MATERIALS PROVIDED:

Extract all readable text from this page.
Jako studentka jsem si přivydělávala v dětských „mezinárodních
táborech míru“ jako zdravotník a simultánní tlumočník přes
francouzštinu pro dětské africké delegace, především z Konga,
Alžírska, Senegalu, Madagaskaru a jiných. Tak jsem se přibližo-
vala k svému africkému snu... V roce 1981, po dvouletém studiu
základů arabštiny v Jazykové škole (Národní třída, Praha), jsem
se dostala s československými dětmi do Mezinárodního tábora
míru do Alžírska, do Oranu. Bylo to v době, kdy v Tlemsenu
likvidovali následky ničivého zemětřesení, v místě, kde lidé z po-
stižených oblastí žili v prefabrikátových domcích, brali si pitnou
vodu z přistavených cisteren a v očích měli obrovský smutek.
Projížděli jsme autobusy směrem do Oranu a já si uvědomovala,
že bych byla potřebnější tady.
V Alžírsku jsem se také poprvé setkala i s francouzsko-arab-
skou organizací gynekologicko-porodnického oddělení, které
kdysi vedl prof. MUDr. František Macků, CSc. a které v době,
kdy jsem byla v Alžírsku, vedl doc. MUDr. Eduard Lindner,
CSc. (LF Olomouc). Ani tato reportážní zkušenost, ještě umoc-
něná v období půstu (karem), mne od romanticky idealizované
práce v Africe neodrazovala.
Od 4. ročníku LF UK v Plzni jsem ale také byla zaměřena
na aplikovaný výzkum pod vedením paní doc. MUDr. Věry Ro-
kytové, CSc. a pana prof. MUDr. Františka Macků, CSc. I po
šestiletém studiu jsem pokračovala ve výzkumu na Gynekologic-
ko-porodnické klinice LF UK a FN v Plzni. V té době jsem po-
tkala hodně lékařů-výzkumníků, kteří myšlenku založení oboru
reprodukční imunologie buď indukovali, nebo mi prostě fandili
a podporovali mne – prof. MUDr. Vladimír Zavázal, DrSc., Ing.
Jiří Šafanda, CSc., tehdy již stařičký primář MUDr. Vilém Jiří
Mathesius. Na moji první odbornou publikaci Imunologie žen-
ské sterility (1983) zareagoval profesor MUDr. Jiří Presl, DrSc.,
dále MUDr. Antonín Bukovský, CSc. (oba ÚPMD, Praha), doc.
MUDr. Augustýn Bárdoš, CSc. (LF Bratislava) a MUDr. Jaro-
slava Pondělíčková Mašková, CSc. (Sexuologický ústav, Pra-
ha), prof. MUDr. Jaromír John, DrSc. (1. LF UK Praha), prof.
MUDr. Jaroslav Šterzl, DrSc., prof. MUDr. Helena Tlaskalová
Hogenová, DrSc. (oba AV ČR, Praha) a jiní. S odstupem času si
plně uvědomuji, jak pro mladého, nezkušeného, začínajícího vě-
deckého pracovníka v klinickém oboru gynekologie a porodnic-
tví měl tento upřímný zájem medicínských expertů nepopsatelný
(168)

STATED PROBLEM:
The listing above should be transcribed in full, exactly as written.

RESPONSE FOR THIS EXERCISE:
Extract all readable text from this page.
Jako studentka jsem si přivydělávala v dětských „mezinárodních
táborech míru“ jako zdravotník a simultánní tlumočník přes
francouzštinu pro dětské africké delegace, především z Konga,
Alžírska, Senegalu, Madagaskaru a jiných. Tak jsem se přibližo-
vala k svému africkému snu... V roce 1981, po dvouletém studiu
základů arabštiny v Jazykové škole (Národní třída, Praha), jsem
se dostala s československými dětmi do Mezinárodního tábora
míru do Alžírska, do Oranu. Bylo to v době, kdy v Tlemsenu
likvidovali následky ničivého zemětřesení, v místě, kde lidé z po-
stižených oblastí žili v prefabrikátových domcích, brali si pitnou
vodu z přistavených cisteren a v očích měli obrovský smutek.
Projížděli jsme autobusy směrem do Oranu a já si uvědomovala,
že bych byla potřebnější tady.
V Alžírsku jsem se také poprvé setkala i s francouzsko-arab-
skou organizací gynekologicko-porodnického oddělení, které
kdysi vedl prof. MUDr. František Macků, CSc. a které v době,
kdy jsem byla v Alžírsku, vedl doc. MUDr. Eduard Lindner,
CSc. (LF Olomouc). Ani tato reportážní zkušenost, ještě umoc-
něná v období půstu (karem), mne od romanticky idealizované
práce v Africe neodrazovala.
Od 4. ročníku LF UK v Plzni jsem ale také byla zaměřena
na aplikovaný výzkum pod vedením paní doc. MUDr. Věry Ro-
kytové, CSc. a pana prof. MUDr. Františka Macků, CSc. I po
šestiletém studiu jsem pokračovala ve výzkumu na Gynekologic-
ko-porodnické klinice LF UK a FN v Plzni. V té době jsem po-
tkala hodně lékařů-výzkumníků, kteří myšlenku založení oboru
reprodukční imunologie buď indukovali, nebo mi prostě fandili
a podporovali mne – prof. MUDr. Vladimír Zavázal, DrSc., Ing.
Jiří Šafanda, CSc., tehdy již stařičký primář MUDr. Vilém Jiří
Mathesius. Na moji první odbornou publikaci Imunologie žen-
ské sterility (1983) zareagoval profesor MUDr. Jiří Presl, DrSc.,
dále MUDr. Antonín Bukovský, CSc. (oba ÚPMD, Praha), doc.
MUDr. Augustýn Bárdoš, CSc. (LF Bratislava) a MUDr. Jaro-
slava Pondělíčková Mašková, CSc. (Sexuologický ústav, Pra-
ha), prof. MUDr. Jaromír John, DrSc. (1. LF UK Praha), prof.
MUDr. Jaroslav Šterzl, DrSc., prof. MUDr. Helena Tlaskalová
Hogenová, DrSc. (oba AV ČR, Praha) a jiní. S odstupem času si
plně uvědomuji, jak pro mladého, nezkušeného, začínajícího vě-
deckého pracovníka v klinickém oboru gynekologie a porodnic-
tví měl tento upřímný zájem medicínských expertů nepopsatelný
(168)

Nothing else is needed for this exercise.